:: Written instruction 1 ::
Pick out every line of the records that contains the string "Primary", and copy each one.

:: Selected passage ::
In the land of emotions

I got a few comments on my phonon blog entry yesterday. A big thanks to everyone who posted comments and gave feedback. I was positivly suprised at both the number of comments and the general quality of comments. These things tend to quickly degenerate into mindless flamewars, but a high percentage of the comments where quite on point and reasoning. I will try to comment on some of the general issues raised, but after this thing got onto osnews and lwn the range of comments range is to big for me to go into them all here in a proper fashion, the thing with such debates is of course that they tend to stray far from their origin as they go on.

That said I am not going to do a detailed discussion per blog on this subject either, so for those unhappy about this debate even taking place feel assured I will not post on it again for a while :)

Maybe the most important issue brought up was that of API/ABI stability, which for instance Scott Wheeler brought up. I consider Scott a friend and I think his entry is well considered. My general response is that the bigger and more complex an API gets the chances of getting it right the first time goes down. Current use cases proposed for Phonon goes beyond the ‘playbin wrapper’ that Scott talks about, including adding VoiP support for instance. I am not saying Phonon is already has a scope where being ABI stable until 2012 is unrealistic, but I already see a lot of talk and pressure inside the KDE community to increase the scope of Phonon. And some of the expectations expressed through for instance comments to my initial blog or the article will not be met by the API Scott proposes. That is of course more an issue of expectation management than anything else of course.

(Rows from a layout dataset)
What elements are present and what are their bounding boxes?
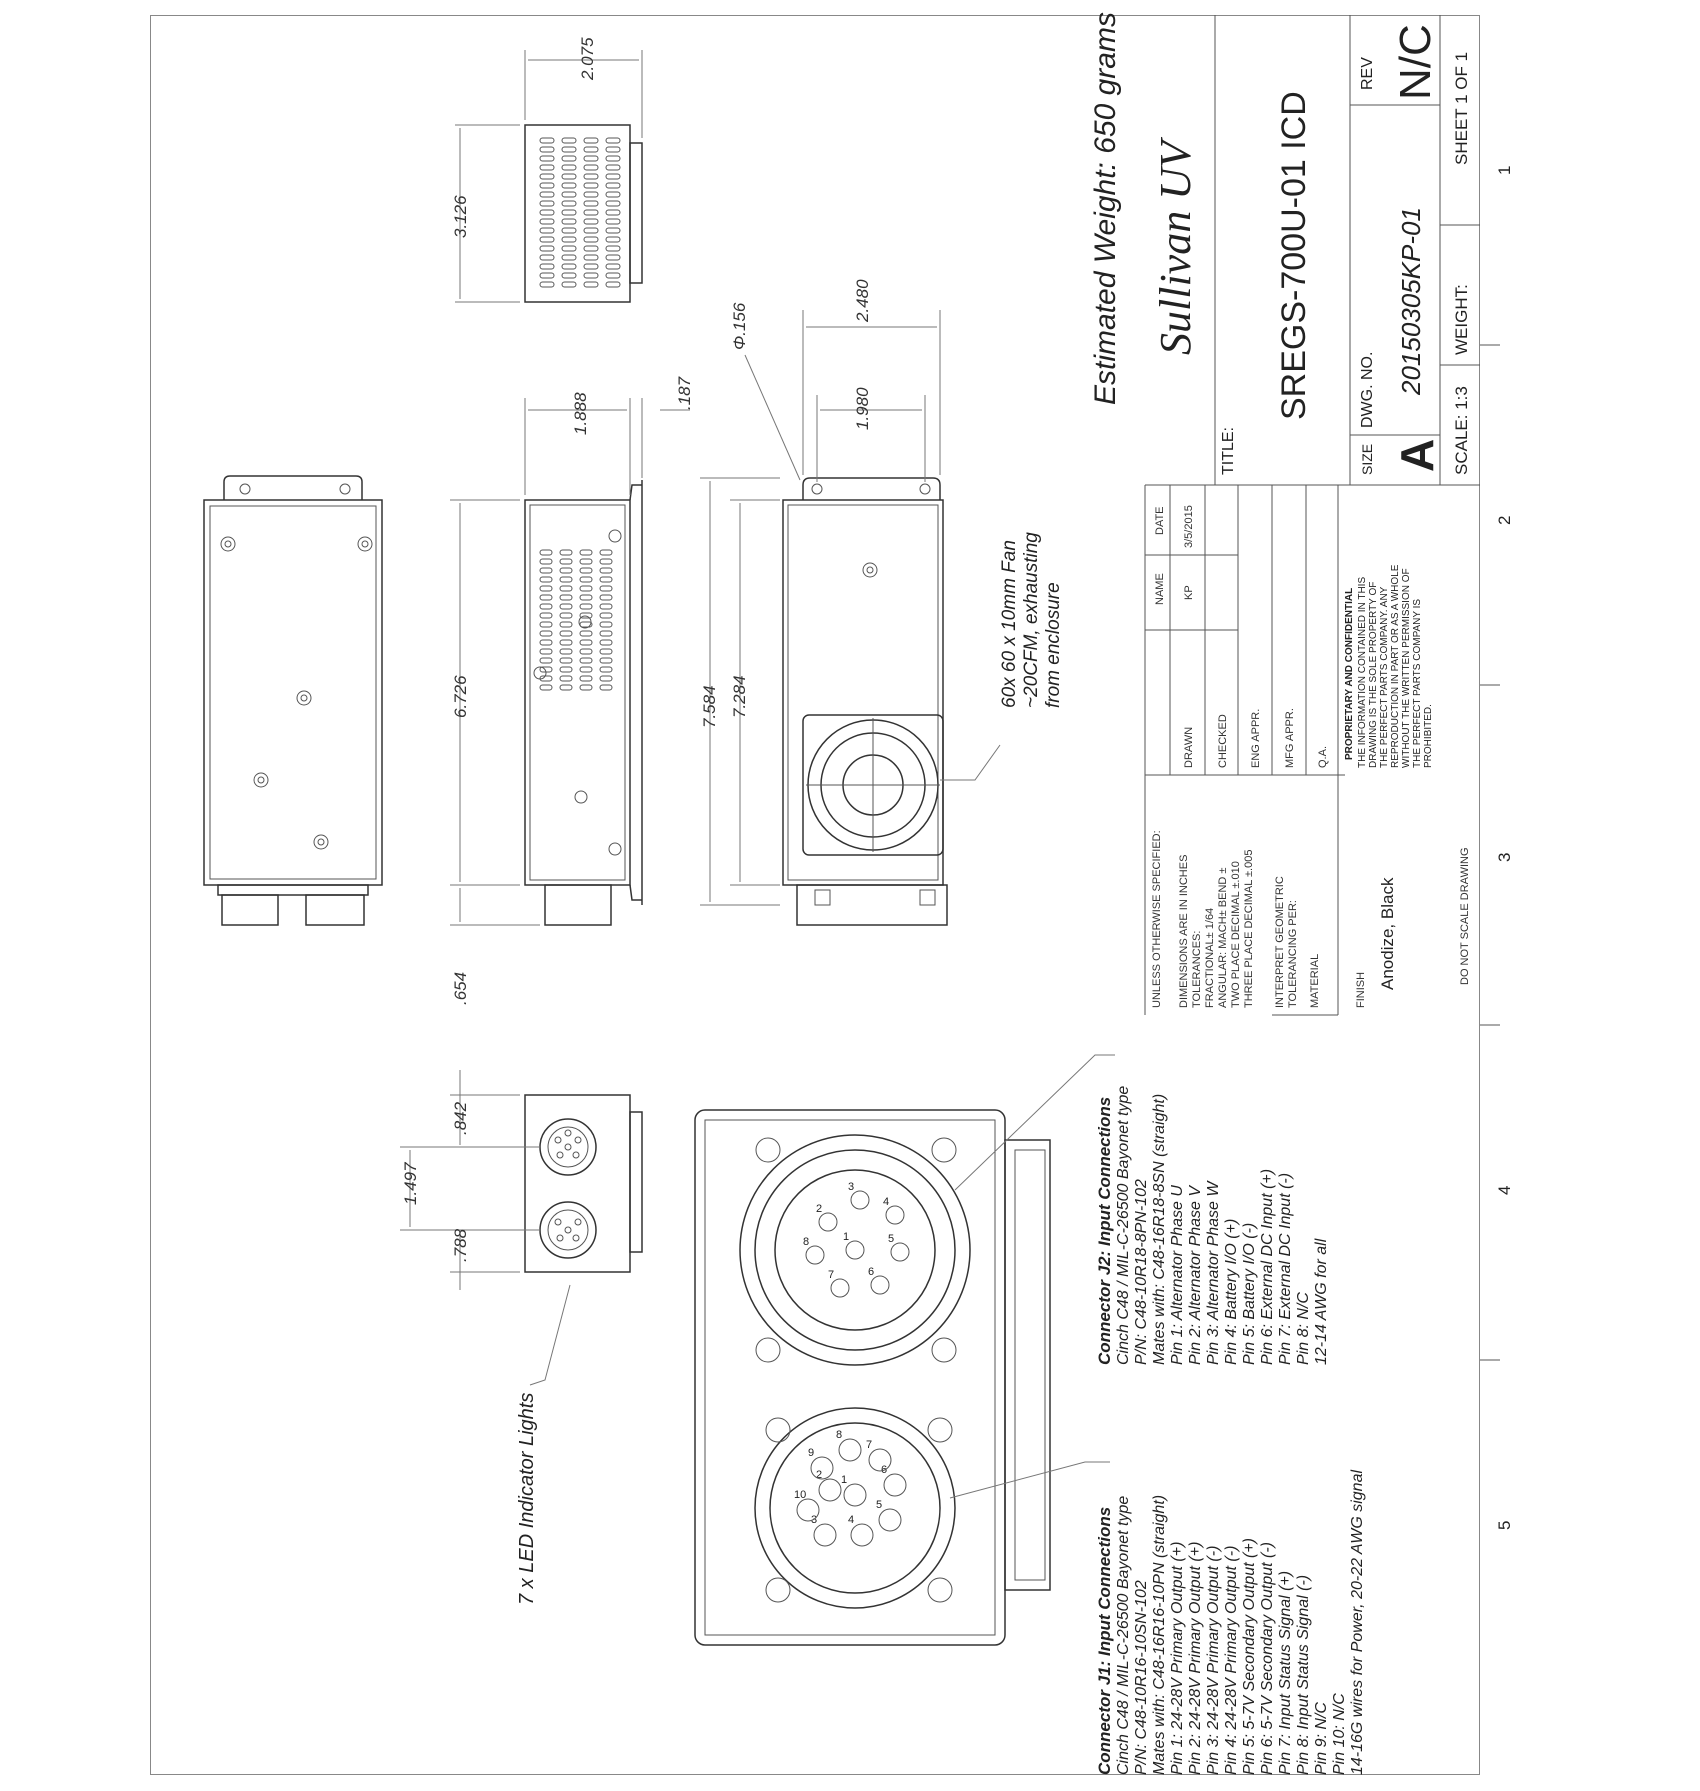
proprietary-line: THE PERFECT PARTS COMPANY IS [1412, 598, 1423, 768]
vent-slot [540, 685, 552, 690]
top-view [204, 476, 382, 925]
vent-slot [540, 264, 554, 269]
vent-slot [540, 201, 554, 206]
vent-slot [540, 640, 552, 645]
vent-slot [540, 156, 554, 161]
fan-callout-line3: from enclosure [1043, 582, 1064, 708]
dim-842: .842 [451, 1101, 470, 1135]
vent-slot [560, 649, 572, 654]
connector-note-line: 14-16G wires for Power, 20-22 AWG signal [1349, 1469, 1366, 1775]
vent-slot [540, 649, 552, 654]
tol-line2: DIMENSIONS ARE IN INCHES [1178, 854, 1190, 1008]
scale: SCALE: 1:3 [1452, 386, 1471, 475]
vent-slot [584, 228, 598, 233]
vent-slot [562, 282, 576, 287]
vent-slot [600, 568, 612, 573]
j1-pin-label: 1 [841, 1474, 848, 1486]
vent-slot [540, 577, 552, 582]
connector-note-line: Pin 6: External DC Input (+) [1259, 1168, 1276, 1365]
vent-slot [560, 613, 572, 618]
connector-note-line: Mates with: C48-16R16-10PN (straight) [1151, 1494, 1168, 1775]
j1-pin [819, 1479, 841, 1501]
connector-note-line: Pin 5: 5-7V Secondary Output (+) [1241, 1537, 1258, 1775]
zone-number: 2 [1495, 515, 1514, 525]
j2-notes [1095, 1086, 1330, 1365]
vent-slot [606, 237, 620, 242]
vent-slot [584, 165, 598, 170]
j1-pin [839, 1439, 861, 1461]
j1-pin-label: 8 [836, 1429, 843, 1441]
proprietary-line: WITHOUT THE WRITTEN PERMISSION OF [1401, 568, 1412, 768]
vent-slot [540, 237, 554, 242]
vent-slot [600, 667, 612, 672]
vent-slot [606, 264, 620, 269]
vent-slot [584, 255, 598, 260]
vent-slot [562, 201, 576, 206]
vent-slot [540, 658, 552, 663]
vent-slot [600, 649, 612, 654]
vent-slot [606, 174, 620, 179]
j2-pin [871, 1276, 889, 1294]
tol-line7: THREE PLACE DECIMAL ±.005 [1243, 849, 1255, 1008]
vent-slot [562, 192, 576, 197]
tolerances-block [1151, 830, 1471, 1008]
vent-slot [560, 586, 572, 591]
vent-slot [540, 559, 552, 564]
vent-slot [584, 183, 598, 188]
connector-note-line: Cinch C48 / MIL-C-26500 Bayonet type [1115, 1495, 1132, 1775]
vent-slot [600, 631, 612, 636]
vent-slot [584, 210, 598, 215]
vent-slot [562, 165, 576, 170]
vent-slot [580, 667, 592, 672]
vent-slot [540, 165, 554, 170]
vent-slot [560, 685, 572, 690]
j2-pin-label: 2 [816, 1203, 823, 1215]
j2-pin [831, 1279, 849, 1297]
vent-slot [606, 246, 620, 251]
dim-1497: 1.497 [401, 1162, 420, 1205]
vent-slot [606, 156, 620, 161]
proprietary-line: THE PERFECT PARTS COMPANY. ANY [1379, 586, 1390, 768]
vent-slot [562, 273, 576, 278]
vent-slot [600, 586, 612, 591]
j1-pin [797, 1499, 819, 1521]
connector-note-line: Pin 9: N/C [1313, 1702, 1330, 1775]
sheet: SHEET 1 OF 1 [1452, 51, 1471, 165]
dim-2480: 2.480 [853, 279, 872, 322]
connector-note-line: Pin 1: Alternator Phase U [1169, 1185, 1186, 1365]
j2-pin-label: 1 [843, 1231, 850, 1243]
vent-slot [562, 183, 576, 188]
vent-slot [606, 273, 620, 278]
vent-slot [540, 183, 554, 188]
tol-line9: TOLERANCING PER: [1287, 900, 1299, 1008]
vent-slot [606, 219, 620, 224]
appr-drawn: DRAWN [1183, 726, 1195, 768]
j2-pin [846, 1241, 864, 1259]
j2-pin [891, 1243, 909, 1261]
vent-slot [584, 237, 598, 242]
zone-number: 5 [1495, 1520, 1514, 1530]
vent-slot [606, 138, 620, 143]
company-logo: Sullivan UV [1151, 141, 1200, 355]
j1-pin [884, 1474, 906, 1496]
vent-slot [600, 676, 612, 681]
vent-slot [562, 210, 576, 215]
vent-slot [562, 255, 576, 260]
j1-pin [844, 1484, 866, 1506]
connector-note-line: Pin 2: Alternator Phase V [1187, 1185, 1204, 1365]
vent-slot [560, 577, 572, 582]
vent-slot [584, 282, 598, 287]
connector-title: Connector J1: Input Connections [1095, 1506, 1114, 1775]
vent-slot [580, 595, 592, 600]
connector-note-line: Pin 1: 24-28V Primary Output (+) [1169, 1541, 1186, 1775]
j1-pin-label: 6 [881, 1464, 888, 1476]
j2-pin [819, 1213, 837, 1231]
tol-line3: TOLERANCES: [1191, 930, 1203, 1008]
vent-slot [580, 559, 592, 564]
vent-slot [606, 192, 620, 197]
vent-slot [560, 667, 572, 672]
vent-slot [540, 219, 554, 224]
vent-slot [580, 658, 592, 663]
rev-label: REV [1359, 57, 1376, 90]
j2-pin [886, 1206, 904, 1224]
vent-slot [580, 550, 592, 555]
side-view [450, 398, 690, 925]
j1-pin [851, 1524, 873, 1546]
vent-slot [584, 192, 598, 197]
vent-slot [540, 138, 554, 143]
j2-pin-label: 6 [868, 1266, 875, 1278]
vent-slot [540, 613, 552, 618]
vent-slot [562, 237, 576, 242]
vent-slot [540, 568, 552, 573]
dim-156: Φ.156 [730, 302, 749, 350]
proprietary-heading: PROPRIETARY AND CONFIDENTIAL [1344, 587, 1355, 760]
vent-slot [584, 156, 598, 161]
vent-slot [584, 147, 598, 152]
proprietary-line: PROHIBITED. [1423, 704, 1434, 768]
connector-title: Connector J2: Input Connections [1095, 1096, 1114, 1365]
vent-slot [584, 264, 598, 269]
end-view-vents [455, 50, 642, 302]
dim-187: .187 [675, 376, 694, 410]
j1-pin-label: 4 [848, 1514, 855, 1526]
vent-slot [560, 640, 572, 645]
approvals-table [1154, 505, 1329, 768]
vent-slot [562, 219, 576, 224]
vent-slot [540, 246, 554, 251]
vent-slot [600, 685, 612, 690]
dim-7284: 7.284 [730, 675, 749, 718]
vent-slot [560, 622, 572, 627]
vent-slot [606, 255, 620, 260]
vent-slot [580, 649, 592, 654]
vent-slot [540, 550, 552, 555]
fan-callout-line1: 60x 60 x 10mm Fan [999, 540, 1020, 708]
vent-slot [606, 201, 620, 206]
finish-value: Anodize, Black [1378, 877, 1397, 990]
dwg-no-label: DWG. NO. [1359, 351, 1376, 428]
vent-slot [540, 228, 554, 233]
connector-note-line: Pin 7: External DC Input (-) [1277, 1172, 1294, 1365]
vent-slot [606, 165, 620, 170]
connector-note-line: Pin 2: 24-28V Primary Output (+) [1187, 1541, 1204, 1775]
j1-pin [869, 1449, 891, 1471]
zone-ticks [1480, 345, 1500, 1360]
vent-slot [540, 192, 554, 197]
vent-slot [540, 595, 552, 600]
appr-qa: Q.A. [1317, 745, 1329, 768]
vent-slot [580, 640, 592, 645]
vent-slot [562, 138, 576, 143]
connector-note-line: P/N: C48-10R16-10SN-102 [1133, 1580, 1150, 1775]
j1-pin-label: 5 [876, 1499, 883, 1511]
vent-slot [562, 147, 576, 152]
vent-slot [606, 282, 620, 287]
fan-callout-line2: ~20CFM, exhausting [1021, 532, 1042, 708]
dim-1888: 1.888 [571, 392, 590, 435]
do-not-scale: DO NOT SCALE DRAWING [1459, 847, 1471, 985]
j1-pin [879, 1509, 901, 1531]
led-callout: 7 x LED Indicator Lights [516, 1392, 538, 1605]
dwg-no: 20150305KP-01 [1396, 207, 1426, 395]
connector-note-line: Pin 7: Input Status Signal (+) [1277, 1570, 1294, 1775]
connector-note-line: Pin 8: Input Status Signal (-) [1295, 1574, 1312, 1775]
vent-slot [580, 568, 592, 573]
j1-pin-label: 3 [811, 1514, 818, 1526]
vent-slot [600, 550, 612, 555]
j2-pin-label: 8 [803, 1236, 810, 1248]
vent-slot [562, 246, 576, 251]
vent-slot [540, 622, 552, 627]
vent-slot [580, 577, 592, 582]
vent-slot [600, 604, 612, 609]
tol-line4: FRACTIONAL± 1/64 [1204, 907, 1216, 1008]
connector-note-line: Pin 10: N/C [1331, 1693, 1348, 1775]
vent-slot [580, 676, 592, 681]
vent-slot [600, 658, 612, 663]
vent-slot [560, 604, 572, 609]
connector-note-line: Mates with: C48-16R18-8SN (straight) [1151, 1093, 1168, 1365]
vent-slot [540, 255, 554, 260]
vent-slot [606, 147, 620, 152]
vent-slot [540, 604, 552, 609]
j2-pin-label: 3 [848, 1181, 855, 1193]
vent-slot [560, 676, 572, 681]
j2-pin [851, 1191, 869, 1209]
fan-view [700, 310, 1000, 925]
dim-3126: 3.126 [451, 195, 470, 238]
finish-label: FINISH [1355, 971, 1367, 1008]
vent-slot [606, 228, 620, 233]
material-label: MATERIAL [1309, 953, 1321, 1008]
proprietary-notice [1344, 564, 1434, 768]
drawing-title: SREGS-700U-01 ICD [1275, 91, 1313, 420]
zone-number: 4 [1495, 1185, 1514, 1195]
dim-7584: 7.584 [700, 685, 719, 728]
vent-slot [600, 559, 612, 564]
connector-note-line: Pin 6: 5-7V Secondary Output (-) [1259, 1542, 1276, 1775]
vent-slot [560, 658, 572, 663]
appr-checked: CHECKED [1217, 714, 1229, 768]
vent-slot [562, 156, 576, 161]
dim-2075: 2.075 [578, 37, 597, 80]
title-label: TITLE: [1220, 426, 1237, 475]
tol-line1: UNLESS OTHERWISE SPECIFIED: [1151, 830, 1163, 1008]
vent-slot [600, 577, 612, 582]
vent-slot [560, 559, 572, 564]
connector-note-line: Pin 4: 24-28V Primary Output (-) [1223, 1545, 1240, 1775]
connector-note-line: 12-14 AWG for all [1313, 1238, 1330, 1365]
appr-name-header: NAME [1154, 573, 1166, 605]
connector-note-line: P/N: C48-10R18-8PN-102 [1133, 1179, 1150, 1365]
connector-note-line: Cinch C48 / MIL-C-26500 Bayonet type [1115, 1085, 1132, 1365]
vent-slot [562, 228, 576, 233]
j1-pin-label: 2 [816, 1469, 823, 1481]
connector-note-line: Pin 3: 24-28V Primary Output (-) [1205, 1545, 1222, 1775]
dim-6726: 6.726 [451, 675, 470, 718]
vent-slot [584, 246, 598, 251]
connector-end-view [400, 1070, 642, 1385]
size-label: SIZE [1359, 443, 1375, 475]
vent-slot [600, 640, 612, 645]
vent-slot [580, 586, 592, 591]
zone-number: 1 [1495, 165, 1514, 175]
appr-eng: ENG APPR. [1250, 708, 1262, 768]
vent-slot [560, 631, 572, 636]
vent-slot [560, 568, 572, 573]
connector-note-line: Pin 4: Battery I/O (+) [1223, 1218, 1240, 1365]
tol-line8: INTERPRET GEOMETRIC [1274, 876, 1286, 1008]
appr-drawn-name: KP [1183, 585, 1195, 600]
vent-slot [540, 147, 554, 152]
zone-numbers [1495, 166, 1514, 1530]
proprietary-line: THE INFORMATION CONTAINED IN THIS [1357, 576, 1368, 768]
j2-pin-label: 7 [828, 1269, 835, 1281]
vent-slot [562, 264, 576, 269]
vent-slot [540, 631, 552, 636]
vent-slot [560, 595, 572, 600]
weight-label: WEIGHT: [1452, 284, 1471, 355]
appr-date-header: DATE [1154, 506, 1166, 535]
vent-slot [584, 219, 598, 224]
connector-large-view [695, 1055, 1115, 1645]
vent-slot [562, 174, 576, 179]
j1-pin-label: 7 [866, 1439, 873, 1451]
j1-pin-label: 9 [808, 1447, 815, 1459]
dim-654: .654 [451, 971, 470, 1005]
connector-note-line: Pin 3: Alternator Phase W [1205, 1181, 1222, 1365]
j2-pin [806, 1246, 824, 1264]
rev-value: N/C [1391, 24, 1440, 100]
vent-slot [560, 550, 572, 555]
proprietary-line: DRAWING IS THE SOLE PROPERTY OF [1368, 581, 1379, 768]
proprietary-line: REPRODUCTION IN PART OR AS A WHOLE [1390, 564, 1401, 768]
appr-drawn-date: 3/5/2015 [1183, 505, 1195, 548]
j1-pin-label: 10 [794, 1489, 807, 1501]
vent-slot [540, 273, 554, 278]
vent-slot [540, 282, 554, 287]
vent-slot [584, 273, 598, 278]
size-value: A [1391, 438, 1443, 472]
vent-slot [584, 138, 598, 143]
estimated-weight: Estimated Weight: 650 grams [1089, 12, 1122, 405]
vent-slot [584, 201, 598, 206]
vent-slot [580, 631, 592, 636]
j1-notes [1095, 1470, 1366, 1775]
vent-slot [606, 210, 620, 215]
dim-788: .788 [451, 1228, 470, 1262]
vent-slot [580, 685, 592, 690]
vent-slot [600, 613, 612, 618]
appr-mfg: MFG APPR. [1284, 708, 1296, 768]
vent-slot [600, 595, 612, 600]
connector-note-line: Pin 5: Battery I/O (-) [1241, 1222, 1258, 1365]
connector-note-line: Pin 8: N/C [1295, 1292, 1312, 1365]
tol-line6: TWO PLACE DECIMAL ±.010 [1230, 861, 1242, 1008]
j2-pin-label: 4 [883, 1196, 890, 1208]
vent-slot [600, 622, 612, 627]
j2-pin-label: 5 [888, 1233, 895, 1245]
vent-slot [606, 183, 620, 188]
vent-slot [540, 174, 554, 179]
vent-slot [584, 174, 598, 179]
vent-slot [540, 210, 554, 215]
zone-number: 3 [1495, 852, 1514, 862]
vent-slot [540, 586, 552, 591]
j1-pin [814, 1524, 836, 1546]
tol-line5: ANGULAR: MACH± BEND ± [1217, 867, 1229, 1008]
dim-1980: 1.980 [853, 387, 872, 430]
fan-callout [999, 532, 1064, 708]
vent-slot [580, 604, 592, 609]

:: Written instruction 2 ::
According to the blog entry, why won't the author address all of the comments in a proper fashion?

:: Exercise solution 1 ::
connector-note-line: Pin 1: 24-28V Primary Output (+) [1169, 1541, 1186, 1775]
connector-note-line: Pin 2: 24-28V Primary Output (+) [1187, 1541, 1204, 1775]
connector-note-line: Pin 4: 24-28V Primary Output (-) [1223, 1545, 1240, 1775]
connector-note-line: Pin 3: 24-28V Primary Output (-) [1205, 1545, 1222, 1775]

:: Exercise solution 2 ::
After the entry was picked up by osnews and lwn, the range of comments became too big for the author to go into all of them properly.